**SUPPLIED RECORDS**:
— START —
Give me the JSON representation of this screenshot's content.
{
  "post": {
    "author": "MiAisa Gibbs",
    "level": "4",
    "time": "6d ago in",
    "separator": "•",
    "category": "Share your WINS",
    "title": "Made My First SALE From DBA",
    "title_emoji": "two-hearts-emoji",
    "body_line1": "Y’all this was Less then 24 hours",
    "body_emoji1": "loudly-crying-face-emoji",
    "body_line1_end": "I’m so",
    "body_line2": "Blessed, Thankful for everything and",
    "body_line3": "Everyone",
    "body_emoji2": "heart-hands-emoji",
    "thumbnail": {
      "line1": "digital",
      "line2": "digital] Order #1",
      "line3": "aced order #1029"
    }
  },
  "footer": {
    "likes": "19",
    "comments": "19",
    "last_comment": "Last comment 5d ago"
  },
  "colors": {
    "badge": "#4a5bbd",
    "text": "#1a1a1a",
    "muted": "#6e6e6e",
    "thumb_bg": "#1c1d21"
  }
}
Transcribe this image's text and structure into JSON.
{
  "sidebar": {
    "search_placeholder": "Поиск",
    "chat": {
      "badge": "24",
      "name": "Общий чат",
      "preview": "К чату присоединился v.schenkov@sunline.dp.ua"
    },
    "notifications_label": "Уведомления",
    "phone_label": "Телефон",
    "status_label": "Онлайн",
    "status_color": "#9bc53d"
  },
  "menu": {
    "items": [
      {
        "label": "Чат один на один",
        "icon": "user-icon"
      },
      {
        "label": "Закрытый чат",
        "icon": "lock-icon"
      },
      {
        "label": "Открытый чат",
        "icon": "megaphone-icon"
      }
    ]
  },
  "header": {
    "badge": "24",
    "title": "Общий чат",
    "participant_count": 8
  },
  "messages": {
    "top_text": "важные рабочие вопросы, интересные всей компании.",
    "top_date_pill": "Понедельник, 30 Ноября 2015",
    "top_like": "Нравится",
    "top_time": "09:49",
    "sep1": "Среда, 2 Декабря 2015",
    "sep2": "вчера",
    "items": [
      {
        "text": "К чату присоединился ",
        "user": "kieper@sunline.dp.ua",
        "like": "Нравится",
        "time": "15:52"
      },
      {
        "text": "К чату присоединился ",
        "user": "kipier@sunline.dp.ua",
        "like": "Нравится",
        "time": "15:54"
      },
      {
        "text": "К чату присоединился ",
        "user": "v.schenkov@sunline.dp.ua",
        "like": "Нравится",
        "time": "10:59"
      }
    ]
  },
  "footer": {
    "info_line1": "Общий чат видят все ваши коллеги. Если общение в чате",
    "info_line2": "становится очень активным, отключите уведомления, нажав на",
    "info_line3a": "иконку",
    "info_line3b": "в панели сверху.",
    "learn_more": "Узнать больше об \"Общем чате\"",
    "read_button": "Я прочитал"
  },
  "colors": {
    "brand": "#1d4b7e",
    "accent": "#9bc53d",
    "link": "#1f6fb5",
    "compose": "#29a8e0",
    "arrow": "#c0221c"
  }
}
— END —
**WORK TO DO**: Return each line of the data exactly as written above.

**OUTPUT OF THE EXERCISE**:
Give me the JSON representation of this screenshot's content.
{
  "post": {
    "author": "MiAisa Gibbs",
    "level": "4",
    "time": "6d ago in",
    "separator": "•",
    "category": "Share your WINS",
    "title": "Made My First SALE From DBA",
    "title_emoji": "two-hearts-emoji",
    "body_line1": "Y’all this was Less then 24 hours",
    "body_emoji1": "loudly-crying-face-emoji",
    "body_line1_end": "I’m so",
    "body_line2": "Blessed, Thankful for everything and",
    "body_line3": "Everyone",
    "body_emoji2": "heart-hands-emoji",
    "thumbnail": {
      "line1": "digital",
      "line2": "digital] Order #1",
      "line3": "aced order #1029"
    }
  },
  "footer": {
    "likes": "19",
    "comments": "19",
    "last_comment": "Last comment 5d ago"
  },
  "colors": {
    "badge": "#4a5bbd",
    "text": "#1a1a1a",
    "muted": "#6e6e6e",
    "thumb_bg": "#1c1d21"
  }
}
Transcribe this image's text and structure into JSON.
{
  "sidebar": {
    "search_placeholder": "Поиск",
    "chat": {
      "badge": "24",
      "name": "Общий чат",
      "preview": "К чату присоединился v.schenkov@sunline.dp.ua"
    },
    "notifications_label": "Уведомления",
    "phone_label": "Телефон",
    "status_label": "Онлайн",
    "status_color": "#9bc53d"
  },
  "menu": {
    "items": [
      {
        "label": "Чат один на один",
        "icon": "user-icon"
      },
      {
        "label": "Закрытый чат",
        "icon": "lock-icon"
      },
      {
        "label": "Открытый чат",
        "icon": "megaphone-icon"
      }
    ]
  },
  "header": {
    "badge": "24",
    "title": "Общий чат",
    "participant_count": 8
  },
  "messages": {
    "top_text": "важные рабочие вопросы, интересные всей компании.",
    "top_date_pill": "Понедельник, 30 Ноября 2015",
    "top_like": "Нравится",
    "top_time": "09:49",
    "sep1": "Среда, 2 Декабря 2015",
    "sep2": "вчера",
    "items": [
      {
        "text": "К чату присоединился ",
        "user": "kieper@sunline.dp.ua",
        "like": "Нравится",
        "time": "15:52"
      },
      {
        "text": "К чату присоединился ",
        "user": "kipier@sunline.dp.ua",
        "like": "Нравится",
        "time": "15:54"
      },
      {
        "text": "К чату присоединился ",
        "user": "v.schenkov@sunline.dp.ua",
        "like": "Нравится",
        "time": "10:59"
      }
    ]
  },
  "footer": {
    "info_line1": "Общий чат видят все ваши коллеги. Если общение в чате",
    "info_line2": "становится очень активным, отключите уведомления, нажав на",
    "info_line3a": "иконку",
    "info_line3b": "в панели сверху.",
    "learn_more": "Узнать больше об \"Общем чате\"",
    "read_button": "Я прочитал"
  },
  "colors": {
    "brand": "#1d4b7e",
    "accent": "#9bc53d",
    "link": "#1f6fb5",
    "compose": "#29a8e0",
    "arrow": "#c0221c"
  }
}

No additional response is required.